■ **What you should do**
Search the material below for the string "Flow" and list each line that holds it.

■ **The records**
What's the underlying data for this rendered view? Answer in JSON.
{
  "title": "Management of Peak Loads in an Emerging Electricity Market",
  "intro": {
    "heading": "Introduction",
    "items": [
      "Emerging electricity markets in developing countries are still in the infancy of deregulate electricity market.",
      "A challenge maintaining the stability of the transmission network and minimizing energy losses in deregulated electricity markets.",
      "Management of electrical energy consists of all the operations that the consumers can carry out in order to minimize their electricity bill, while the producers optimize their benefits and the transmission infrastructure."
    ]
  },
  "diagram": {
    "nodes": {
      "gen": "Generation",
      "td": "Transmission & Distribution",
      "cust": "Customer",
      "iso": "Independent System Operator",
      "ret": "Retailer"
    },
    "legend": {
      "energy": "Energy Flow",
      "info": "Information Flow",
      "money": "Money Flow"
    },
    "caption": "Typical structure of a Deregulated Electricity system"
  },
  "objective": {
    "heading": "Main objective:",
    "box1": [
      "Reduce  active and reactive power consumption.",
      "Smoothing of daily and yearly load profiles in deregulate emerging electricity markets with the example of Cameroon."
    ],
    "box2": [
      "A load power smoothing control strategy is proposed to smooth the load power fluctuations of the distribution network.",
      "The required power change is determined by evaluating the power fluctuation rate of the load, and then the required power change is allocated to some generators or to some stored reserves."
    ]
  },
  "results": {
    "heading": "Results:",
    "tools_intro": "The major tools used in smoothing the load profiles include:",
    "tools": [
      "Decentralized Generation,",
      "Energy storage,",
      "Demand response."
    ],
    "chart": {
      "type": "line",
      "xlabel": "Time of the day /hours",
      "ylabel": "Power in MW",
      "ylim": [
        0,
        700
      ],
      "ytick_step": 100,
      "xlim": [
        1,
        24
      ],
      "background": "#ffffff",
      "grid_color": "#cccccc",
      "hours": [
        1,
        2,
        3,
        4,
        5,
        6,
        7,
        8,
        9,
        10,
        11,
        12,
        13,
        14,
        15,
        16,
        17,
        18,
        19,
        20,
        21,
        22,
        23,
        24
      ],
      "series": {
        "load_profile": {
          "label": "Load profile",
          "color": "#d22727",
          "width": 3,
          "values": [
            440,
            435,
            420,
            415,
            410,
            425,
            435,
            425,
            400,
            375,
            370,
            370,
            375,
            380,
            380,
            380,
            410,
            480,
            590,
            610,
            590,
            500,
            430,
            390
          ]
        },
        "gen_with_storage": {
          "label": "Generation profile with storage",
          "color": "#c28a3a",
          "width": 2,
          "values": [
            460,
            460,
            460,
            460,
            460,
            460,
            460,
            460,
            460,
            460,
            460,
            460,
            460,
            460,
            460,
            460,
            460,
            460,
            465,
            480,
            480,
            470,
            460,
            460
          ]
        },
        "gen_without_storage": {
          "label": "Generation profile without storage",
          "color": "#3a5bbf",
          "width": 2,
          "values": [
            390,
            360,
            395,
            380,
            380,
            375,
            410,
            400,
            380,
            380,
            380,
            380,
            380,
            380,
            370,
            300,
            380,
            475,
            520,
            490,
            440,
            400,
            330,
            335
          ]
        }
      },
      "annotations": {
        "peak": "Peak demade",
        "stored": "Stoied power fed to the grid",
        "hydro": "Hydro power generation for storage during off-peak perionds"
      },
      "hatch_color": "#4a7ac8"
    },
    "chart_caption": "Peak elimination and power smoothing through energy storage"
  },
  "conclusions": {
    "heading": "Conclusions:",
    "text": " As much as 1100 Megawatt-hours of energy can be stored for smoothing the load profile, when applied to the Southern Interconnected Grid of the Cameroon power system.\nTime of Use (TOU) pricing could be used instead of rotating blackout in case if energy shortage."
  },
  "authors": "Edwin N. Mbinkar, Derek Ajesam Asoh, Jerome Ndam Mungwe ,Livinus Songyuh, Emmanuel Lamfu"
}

* * *

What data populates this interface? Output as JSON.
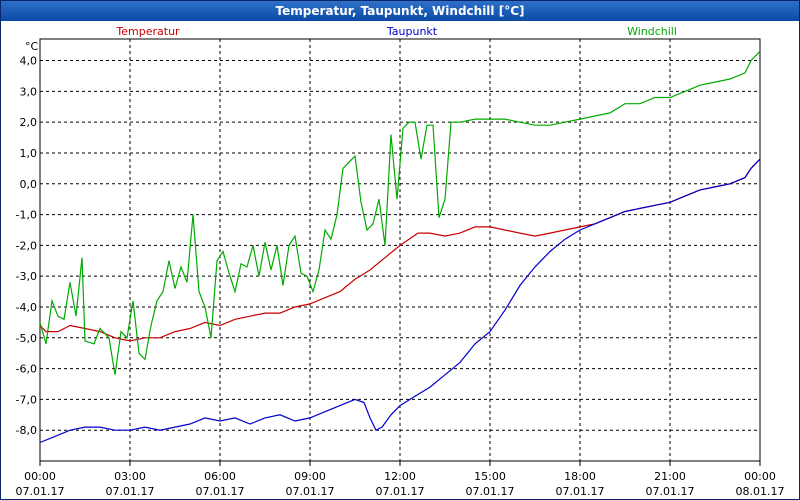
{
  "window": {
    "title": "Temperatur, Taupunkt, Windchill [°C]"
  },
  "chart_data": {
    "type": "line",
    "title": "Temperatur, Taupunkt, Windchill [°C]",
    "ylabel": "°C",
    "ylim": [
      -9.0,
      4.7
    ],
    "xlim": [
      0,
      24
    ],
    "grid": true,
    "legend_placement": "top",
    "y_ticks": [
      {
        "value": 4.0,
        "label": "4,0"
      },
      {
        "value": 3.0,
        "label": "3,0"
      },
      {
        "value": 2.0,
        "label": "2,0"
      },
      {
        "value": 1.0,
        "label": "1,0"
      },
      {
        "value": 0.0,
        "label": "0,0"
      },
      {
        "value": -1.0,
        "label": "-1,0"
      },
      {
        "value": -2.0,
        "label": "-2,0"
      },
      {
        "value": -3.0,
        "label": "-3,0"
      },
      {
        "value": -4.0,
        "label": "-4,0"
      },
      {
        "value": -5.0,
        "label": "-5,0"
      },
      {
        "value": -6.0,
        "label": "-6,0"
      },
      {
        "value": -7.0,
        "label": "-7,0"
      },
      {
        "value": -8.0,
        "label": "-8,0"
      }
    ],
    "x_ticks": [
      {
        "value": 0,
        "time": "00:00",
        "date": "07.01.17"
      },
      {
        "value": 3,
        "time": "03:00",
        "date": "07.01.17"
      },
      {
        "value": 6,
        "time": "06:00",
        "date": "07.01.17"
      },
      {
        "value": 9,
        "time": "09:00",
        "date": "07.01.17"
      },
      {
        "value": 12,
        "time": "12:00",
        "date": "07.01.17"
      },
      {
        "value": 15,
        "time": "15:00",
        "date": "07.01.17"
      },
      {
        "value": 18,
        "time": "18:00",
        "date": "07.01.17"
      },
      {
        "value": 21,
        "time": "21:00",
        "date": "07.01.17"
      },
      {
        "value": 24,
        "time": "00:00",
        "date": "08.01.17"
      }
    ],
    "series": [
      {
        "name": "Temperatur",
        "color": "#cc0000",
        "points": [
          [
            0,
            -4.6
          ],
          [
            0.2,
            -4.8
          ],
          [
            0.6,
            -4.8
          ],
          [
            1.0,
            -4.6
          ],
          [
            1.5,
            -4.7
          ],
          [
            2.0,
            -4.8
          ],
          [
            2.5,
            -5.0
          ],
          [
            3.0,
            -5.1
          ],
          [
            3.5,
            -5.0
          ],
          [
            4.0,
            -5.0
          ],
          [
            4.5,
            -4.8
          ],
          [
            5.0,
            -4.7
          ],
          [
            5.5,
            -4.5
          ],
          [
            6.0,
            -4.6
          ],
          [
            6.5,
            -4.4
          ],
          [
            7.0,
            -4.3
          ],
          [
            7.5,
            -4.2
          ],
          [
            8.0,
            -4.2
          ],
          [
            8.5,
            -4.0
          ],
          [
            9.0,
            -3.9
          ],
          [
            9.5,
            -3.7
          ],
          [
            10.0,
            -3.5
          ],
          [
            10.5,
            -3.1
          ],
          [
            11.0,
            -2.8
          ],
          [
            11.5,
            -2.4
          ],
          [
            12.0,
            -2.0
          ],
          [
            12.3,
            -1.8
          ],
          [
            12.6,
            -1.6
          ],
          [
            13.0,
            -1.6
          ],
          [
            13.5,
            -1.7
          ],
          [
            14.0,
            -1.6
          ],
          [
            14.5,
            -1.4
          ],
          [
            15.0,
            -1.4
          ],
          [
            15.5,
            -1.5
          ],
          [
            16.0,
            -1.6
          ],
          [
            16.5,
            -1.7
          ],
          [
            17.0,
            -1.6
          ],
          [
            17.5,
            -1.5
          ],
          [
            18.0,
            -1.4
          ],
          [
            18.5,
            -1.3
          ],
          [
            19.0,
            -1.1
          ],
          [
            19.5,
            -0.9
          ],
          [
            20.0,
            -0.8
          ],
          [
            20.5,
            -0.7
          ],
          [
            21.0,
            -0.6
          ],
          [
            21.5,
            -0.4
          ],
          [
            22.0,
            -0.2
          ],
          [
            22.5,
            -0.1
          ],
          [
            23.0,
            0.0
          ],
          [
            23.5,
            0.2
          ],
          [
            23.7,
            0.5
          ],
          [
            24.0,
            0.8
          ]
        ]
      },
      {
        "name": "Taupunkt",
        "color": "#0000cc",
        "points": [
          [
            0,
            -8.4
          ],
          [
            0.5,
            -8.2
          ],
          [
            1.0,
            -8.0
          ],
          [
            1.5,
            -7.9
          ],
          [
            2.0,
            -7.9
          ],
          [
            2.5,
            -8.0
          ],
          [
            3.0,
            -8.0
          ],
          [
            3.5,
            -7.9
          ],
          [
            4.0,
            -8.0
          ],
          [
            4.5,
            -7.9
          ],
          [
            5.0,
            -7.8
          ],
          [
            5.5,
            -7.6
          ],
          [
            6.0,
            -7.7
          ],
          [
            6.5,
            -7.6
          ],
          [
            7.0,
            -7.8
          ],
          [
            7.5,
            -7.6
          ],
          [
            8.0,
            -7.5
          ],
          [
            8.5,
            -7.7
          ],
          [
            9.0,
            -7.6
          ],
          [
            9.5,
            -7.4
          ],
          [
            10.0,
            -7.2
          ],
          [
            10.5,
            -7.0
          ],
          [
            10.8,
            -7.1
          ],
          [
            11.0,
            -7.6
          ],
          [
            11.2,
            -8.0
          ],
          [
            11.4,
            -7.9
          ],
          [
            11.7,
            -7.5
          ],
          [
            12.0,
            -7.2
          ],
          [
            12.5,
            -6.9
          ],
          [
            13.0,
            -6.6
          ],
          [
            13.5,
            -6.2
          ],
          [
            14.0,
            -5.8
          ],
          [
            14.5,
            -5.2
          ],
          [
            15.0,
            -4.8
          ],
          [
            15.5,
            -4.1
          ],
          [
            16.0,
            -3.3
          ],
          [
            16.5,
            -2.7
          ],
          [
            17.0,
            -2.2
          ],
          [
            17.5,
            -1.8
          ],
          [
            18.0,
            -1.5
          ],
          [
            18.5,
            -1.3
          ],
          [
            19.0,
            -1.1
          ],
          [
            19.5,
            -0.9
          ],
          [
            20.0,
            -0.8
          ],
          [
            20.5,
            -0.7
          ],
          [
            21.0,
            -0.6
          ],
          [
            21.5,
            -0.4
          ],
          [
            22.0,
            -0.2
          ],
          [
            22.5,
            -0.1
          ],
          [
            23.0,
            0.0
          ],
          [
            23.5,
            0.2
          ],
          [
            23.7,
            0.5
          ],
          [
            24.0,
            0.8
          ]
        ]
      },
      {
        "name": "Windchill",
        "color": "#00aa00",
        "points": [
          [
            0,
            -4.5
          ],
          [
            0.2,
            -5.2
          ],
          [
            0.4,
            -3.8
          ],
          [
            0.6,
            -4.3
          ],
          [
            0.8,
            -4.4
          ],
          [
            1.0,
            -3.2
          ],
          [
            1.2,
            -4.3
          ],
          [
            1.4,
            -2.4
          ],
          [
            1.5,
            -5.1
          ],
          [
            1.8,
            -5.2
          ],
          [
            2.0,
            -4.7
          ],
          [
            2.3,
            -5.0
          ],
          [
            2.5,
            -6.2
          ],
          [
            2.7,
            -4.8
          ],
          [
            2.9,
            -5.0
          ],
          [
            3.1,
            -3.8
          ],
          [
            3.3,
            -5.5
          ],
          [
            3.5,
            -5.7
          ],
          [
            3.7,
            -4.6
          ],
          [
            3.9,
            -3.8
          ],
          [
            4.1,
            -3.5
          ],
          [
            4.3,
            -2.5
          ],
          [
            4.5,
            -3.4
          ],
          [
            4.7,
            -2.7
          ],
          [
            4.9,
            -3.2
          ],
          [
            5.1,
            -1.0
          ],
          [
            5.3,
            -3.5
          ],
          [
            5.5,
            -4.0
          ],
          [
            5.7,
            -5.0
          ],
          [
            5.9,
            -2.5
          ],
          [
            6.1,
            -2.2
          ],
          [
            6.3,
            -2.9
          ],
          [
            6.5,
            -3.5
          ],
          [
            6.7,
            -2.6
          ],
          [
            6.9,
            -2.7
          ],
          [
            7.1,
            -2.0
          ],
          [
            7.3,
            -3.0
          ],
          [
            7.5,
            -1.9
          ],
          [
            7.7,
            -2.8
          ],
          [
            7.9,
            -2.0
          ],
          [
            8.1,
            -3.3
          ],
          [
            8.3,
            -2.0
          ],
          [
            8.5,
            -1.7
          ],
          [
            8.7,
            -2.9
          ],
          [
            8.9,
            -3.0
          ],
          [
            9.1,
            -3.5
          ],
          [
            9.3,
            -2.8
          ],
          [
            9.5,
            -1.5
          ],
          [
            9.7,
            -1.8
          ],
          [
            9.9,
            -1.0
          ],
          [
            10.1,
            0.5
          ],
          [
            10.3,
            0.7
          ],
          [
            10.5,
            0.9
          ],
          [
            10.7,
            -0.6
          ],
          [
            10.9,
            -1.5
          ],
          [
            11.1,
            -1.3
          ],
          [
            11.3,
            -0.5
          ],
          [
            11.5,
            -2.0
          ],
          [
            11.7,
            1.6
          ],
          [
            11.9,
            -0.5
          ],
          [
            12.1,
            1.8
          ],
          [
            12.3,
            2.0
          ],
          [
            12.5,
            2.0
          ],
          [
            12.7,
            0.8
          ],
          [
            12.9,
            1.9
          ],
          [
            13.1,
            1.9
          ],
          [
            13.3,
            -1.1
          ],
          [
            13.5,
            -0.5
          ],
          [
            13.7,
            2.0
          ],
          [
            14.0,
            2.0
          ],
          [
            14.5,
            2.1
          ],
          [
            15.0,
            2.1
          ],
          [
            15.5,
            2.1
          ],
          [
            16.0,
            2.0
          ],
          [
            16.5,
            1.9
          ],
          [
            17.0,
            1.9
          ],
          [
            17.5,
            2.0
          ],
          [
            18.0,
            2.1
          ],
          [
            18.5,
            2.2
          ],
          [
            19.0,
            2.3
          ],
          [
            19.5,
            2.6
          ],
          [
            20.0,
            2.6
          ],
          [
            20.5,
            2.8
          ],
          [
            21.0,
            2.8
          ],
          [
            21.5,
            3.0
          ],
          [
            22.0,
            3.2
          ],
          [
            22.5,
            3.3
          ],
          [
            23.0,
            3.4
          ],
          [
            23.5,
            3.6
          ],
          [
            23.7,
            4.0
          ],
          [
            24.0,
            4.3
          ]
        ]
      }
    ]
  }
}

--

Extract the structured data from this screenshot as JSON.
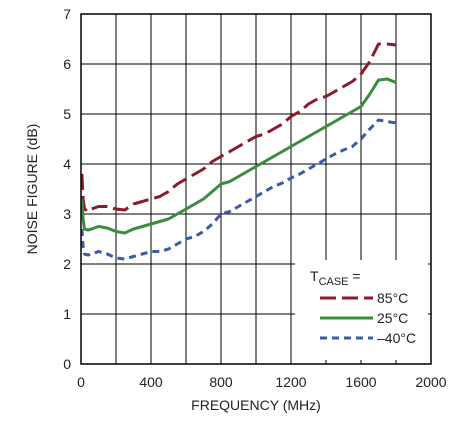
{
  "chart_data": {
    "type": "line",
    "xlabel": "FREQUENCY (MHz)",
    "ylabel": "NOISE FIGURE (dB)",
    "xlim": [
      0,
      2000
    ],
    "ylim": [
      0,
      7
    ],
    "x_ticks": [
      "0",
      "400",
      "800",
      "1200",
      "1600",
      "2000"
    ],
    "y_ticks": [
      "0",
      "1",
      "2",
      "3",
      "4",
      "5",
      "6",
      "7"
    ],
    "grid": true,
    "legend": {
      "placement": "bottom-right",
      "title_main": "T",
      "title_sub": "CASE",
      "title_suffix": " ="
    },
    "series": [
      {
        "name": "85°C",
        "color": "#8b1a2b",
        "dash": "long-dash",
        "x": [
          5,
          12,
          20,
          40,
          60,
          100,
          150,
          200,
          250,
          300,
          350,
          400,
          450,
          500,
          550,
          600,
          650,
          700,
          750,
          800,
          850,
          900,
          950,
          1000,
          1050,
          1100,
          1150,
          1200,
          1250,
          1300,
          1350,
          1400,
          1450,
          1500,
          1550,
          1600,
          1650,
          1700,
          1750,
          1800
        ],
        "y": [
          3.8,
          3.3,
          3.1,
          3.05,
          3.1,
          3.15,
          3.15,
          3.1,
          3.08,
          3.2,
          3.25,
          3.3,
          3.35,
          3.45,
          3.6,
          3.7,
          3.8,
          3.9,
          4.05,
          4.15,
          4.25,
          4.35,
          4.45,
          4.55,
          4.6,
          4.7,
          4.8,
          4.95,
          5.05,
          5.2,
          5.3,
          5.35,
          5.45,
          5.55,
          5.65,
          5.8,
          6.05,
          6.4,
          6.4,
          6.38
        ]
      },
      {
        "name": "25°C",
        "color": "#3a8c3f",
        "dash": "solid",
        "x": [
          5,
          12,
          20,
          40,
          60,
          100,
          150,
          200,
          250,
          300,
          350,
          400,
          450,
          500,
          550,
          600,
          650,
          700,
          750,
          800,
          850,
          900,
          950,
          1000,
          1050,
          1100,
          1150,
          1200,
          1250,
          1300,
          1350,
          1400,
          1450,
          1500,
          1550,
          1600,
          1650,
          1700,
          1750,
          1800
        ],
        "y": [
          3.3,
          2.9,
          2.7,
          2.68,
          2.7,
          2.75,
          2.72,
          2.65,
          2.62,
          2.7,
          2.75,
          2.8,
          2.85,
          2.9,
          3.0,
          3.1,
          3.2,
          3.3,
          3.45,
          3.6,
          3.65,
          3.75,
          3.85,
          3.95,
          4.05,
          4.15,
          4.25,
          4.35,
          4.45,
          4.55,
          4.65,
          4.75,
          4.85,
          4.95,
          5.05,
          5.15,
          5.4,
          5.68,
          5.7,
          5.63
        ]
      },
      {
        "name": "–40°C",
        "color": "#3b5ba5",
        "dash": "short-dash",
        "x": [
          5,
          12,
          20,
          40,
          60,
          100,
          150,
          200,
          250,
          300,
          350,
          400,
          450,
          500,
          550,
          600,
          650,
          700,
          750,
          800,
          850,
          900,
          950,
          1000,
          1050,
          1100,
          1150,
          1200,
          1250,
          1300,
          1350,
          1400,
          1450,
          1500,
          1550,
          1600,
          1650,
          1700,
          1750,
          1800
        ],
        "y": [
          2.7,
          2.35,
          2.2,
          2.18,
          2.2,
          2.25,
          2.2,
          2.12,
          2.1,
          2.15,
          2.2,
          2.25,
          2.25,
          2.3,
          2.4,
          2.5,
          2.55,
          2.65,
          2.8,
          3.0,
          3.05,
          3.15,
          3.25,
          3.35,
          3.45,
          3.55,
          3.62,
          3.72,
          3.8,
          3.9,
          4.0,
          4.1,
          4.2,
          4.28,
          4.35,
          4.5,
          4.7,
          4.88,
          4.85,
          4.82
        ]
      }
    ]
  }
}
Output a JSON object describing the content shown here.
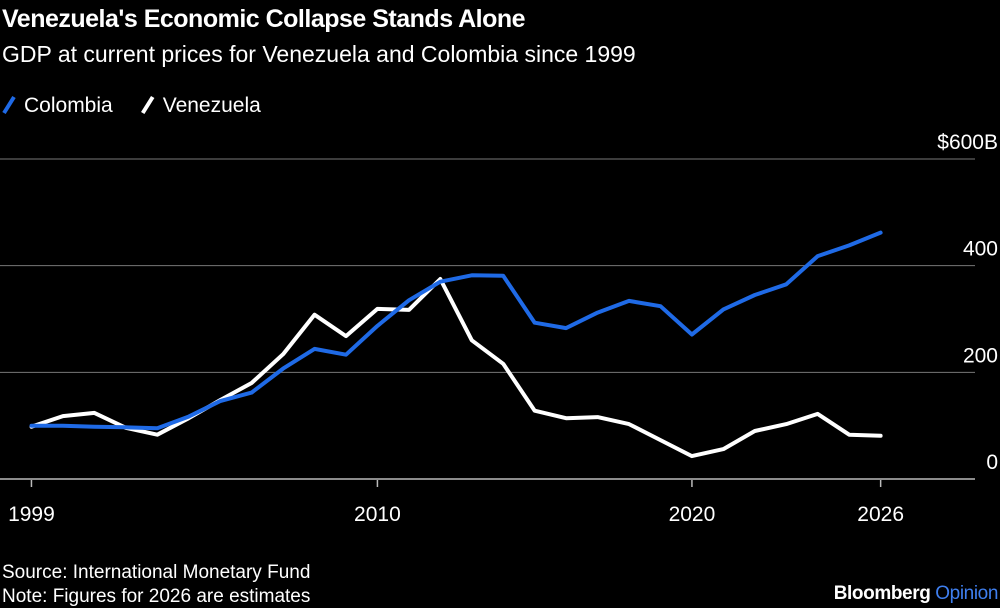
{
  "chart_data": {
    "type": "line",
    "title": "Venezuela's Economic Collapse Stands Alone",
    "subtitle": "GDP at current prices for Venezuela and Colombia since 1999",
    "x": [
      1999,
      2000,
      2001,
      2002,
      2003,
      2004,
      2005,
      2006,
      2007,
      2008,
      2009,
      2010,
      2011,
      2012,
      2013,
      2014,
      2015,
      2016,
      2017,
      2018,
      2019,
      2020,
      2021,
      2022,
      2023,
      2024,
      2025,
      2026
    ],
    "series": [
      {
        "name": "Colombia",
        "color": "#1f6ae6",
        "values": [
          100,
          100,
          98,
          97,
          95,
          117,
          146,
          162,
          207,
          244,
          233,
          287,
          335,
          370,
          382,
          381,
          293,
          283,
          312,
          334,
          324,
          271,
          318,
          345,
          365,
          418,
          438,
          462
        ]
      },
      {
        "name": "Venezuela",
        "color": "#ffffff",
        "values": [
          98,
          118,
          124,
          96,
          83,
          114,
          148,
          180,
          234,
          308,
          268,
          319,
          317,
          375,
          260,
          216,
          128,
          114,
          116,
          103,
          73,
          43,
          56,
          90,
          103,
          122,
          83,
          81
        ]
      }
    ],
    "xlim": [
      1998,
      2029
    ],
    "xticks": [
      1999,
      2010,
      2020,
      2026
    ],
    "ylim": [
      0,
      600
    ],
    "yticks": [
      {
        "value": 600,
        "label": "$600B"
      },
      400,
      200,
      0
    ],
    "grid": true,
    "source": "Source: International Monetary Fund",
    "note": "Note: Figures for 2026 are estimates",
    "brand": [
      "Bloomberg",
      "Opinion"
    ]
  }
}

■ **Full answer**
      "energy": "Energy Flow",
      "info": "Information Flow",
      "money": "Money Flow"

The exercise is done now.